## start Records shown

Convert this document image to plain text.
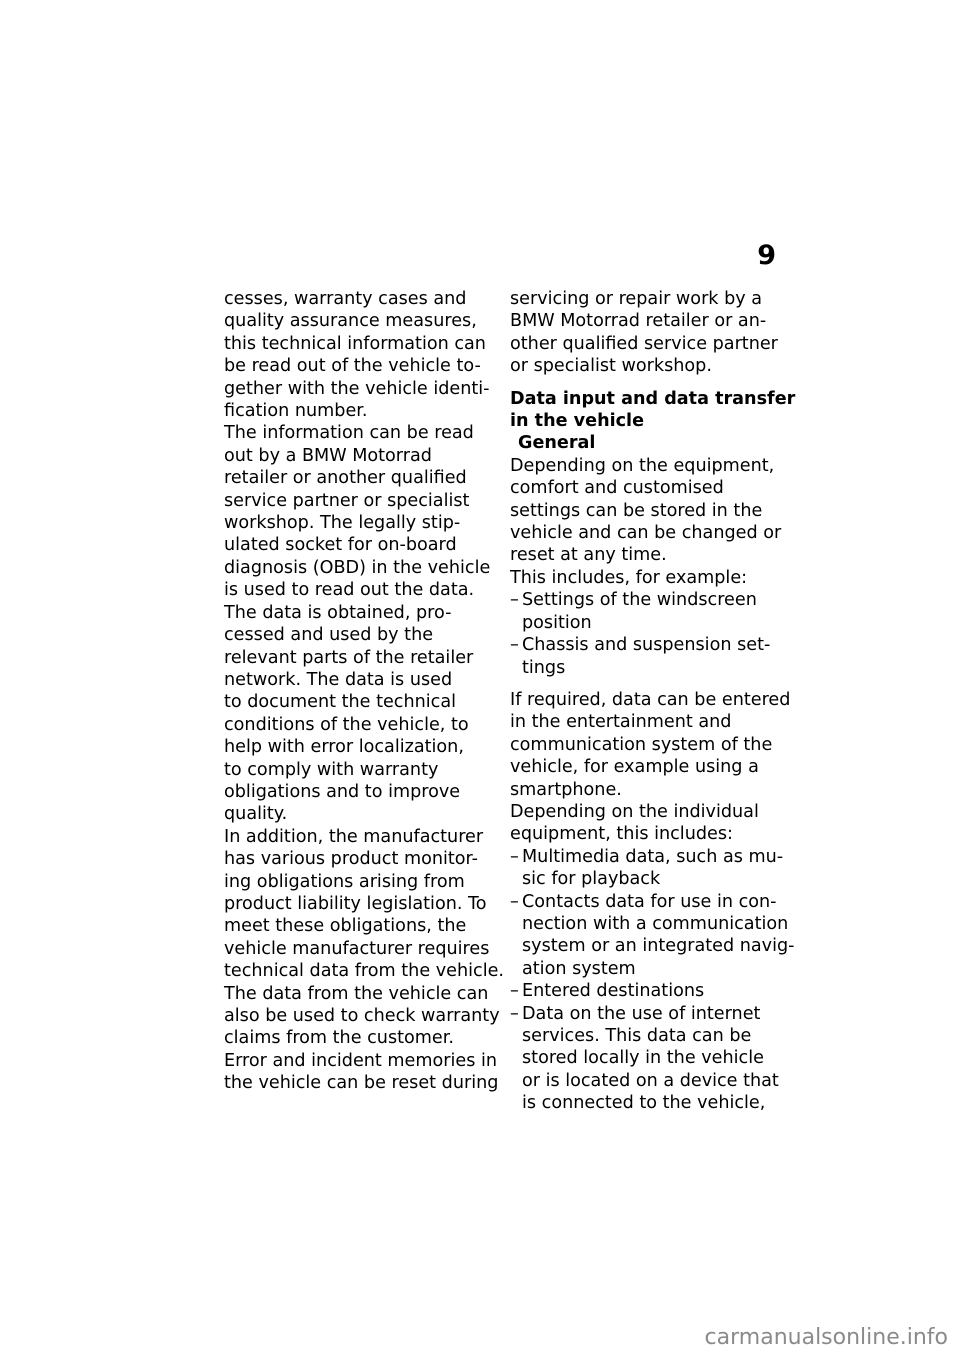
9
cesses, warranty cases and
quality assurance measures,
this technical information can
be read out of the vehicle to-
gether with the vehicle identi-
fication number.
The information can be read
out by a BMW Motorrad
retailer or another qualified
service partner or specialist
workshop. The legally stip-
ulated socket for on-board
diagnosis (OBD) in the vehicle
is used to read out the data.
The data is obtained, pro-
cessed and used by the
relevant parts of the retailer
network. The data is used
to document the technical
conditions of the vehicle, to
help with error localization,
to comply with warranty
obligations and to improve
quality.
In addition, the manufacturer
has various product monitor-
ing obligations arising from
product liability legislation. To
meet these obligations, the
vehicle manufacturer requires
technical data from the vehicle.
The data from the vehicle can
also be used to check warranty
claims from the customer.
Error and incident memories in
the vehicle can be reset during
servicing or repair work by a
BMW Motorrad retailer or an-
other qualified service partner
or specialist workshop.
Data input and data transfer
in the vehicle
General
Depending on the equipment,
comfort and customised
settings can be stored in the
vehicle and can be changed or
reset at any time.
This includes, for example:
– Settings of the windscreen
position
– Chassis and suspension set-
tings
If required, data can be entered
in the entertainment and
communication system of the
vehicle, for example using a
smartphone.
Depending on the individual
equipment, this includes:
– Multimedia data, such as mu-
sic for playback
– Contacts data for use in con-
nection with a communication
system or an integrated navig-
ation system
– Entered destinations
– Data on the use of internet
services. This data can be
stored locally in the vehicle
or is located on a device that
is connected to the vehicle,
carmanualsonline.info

## end Records shown

**Task details**. Transcribe the material as is, with images omitted.

**Solution for this exercise**.
Convert this document image to plain text.
9
cesses, warranty cases and
quality assurance measures,
this technical information can
be read out of the vehicle to-
gether with the vehicle identi-
fication number.
The information can be read
out by a BMW Motorrad
retailer or another qualified
service partner or specialist
workshop. The legally stip-
ulated socket for on-board
diagnosis (OBD) in the vehicle
is used to read out the data.
The data is obtained, pro-
cessed and used by the
relevant parts of the retailer
network. The data is used
to document the technical
conditions of the vehicle, to
help with error localization,
to comply with warranty
obligations and to improve
quality.
In addition, the manufacturer
has various product monitor-
ing obligations arising from
product liability legislation. To
meet these obligations, the
vehicle manufacturer requires
technical data from the vehicle.
The data from the vehicle can
also be used to check warranty
claims from the customer.
Error and incident memories in
the vehicle can be reset during
servicing or repair work by a
BMW Motorrad retailer or an-
other qualified service partner
or specialist workshop.
Data input and data transfer
in the vehicle
General
Depending on the equipment,
comfort and customised
settings can be stored in the
vehicle and can be changed or
reset at any time.
This includes, for example:
– Settings of the windscreen
position
– Chassis and suspension set-
tings
If required, data can be entered
in the entertainment and
communication system of the
vehicle, for example using a
smartphone.
Depending on the individual
equipment, this includes:
– Multimedia data, such as mu-
sic for playback
– Contacts data for use in con-
nection with a communication
system or an integrated navig-
ation system
– Entered destinations
– Data on the use of internet
services. This data can be
stored locally in the vehicle
or is located on a device that
is connected to the vehicle,
carmanualsonline.info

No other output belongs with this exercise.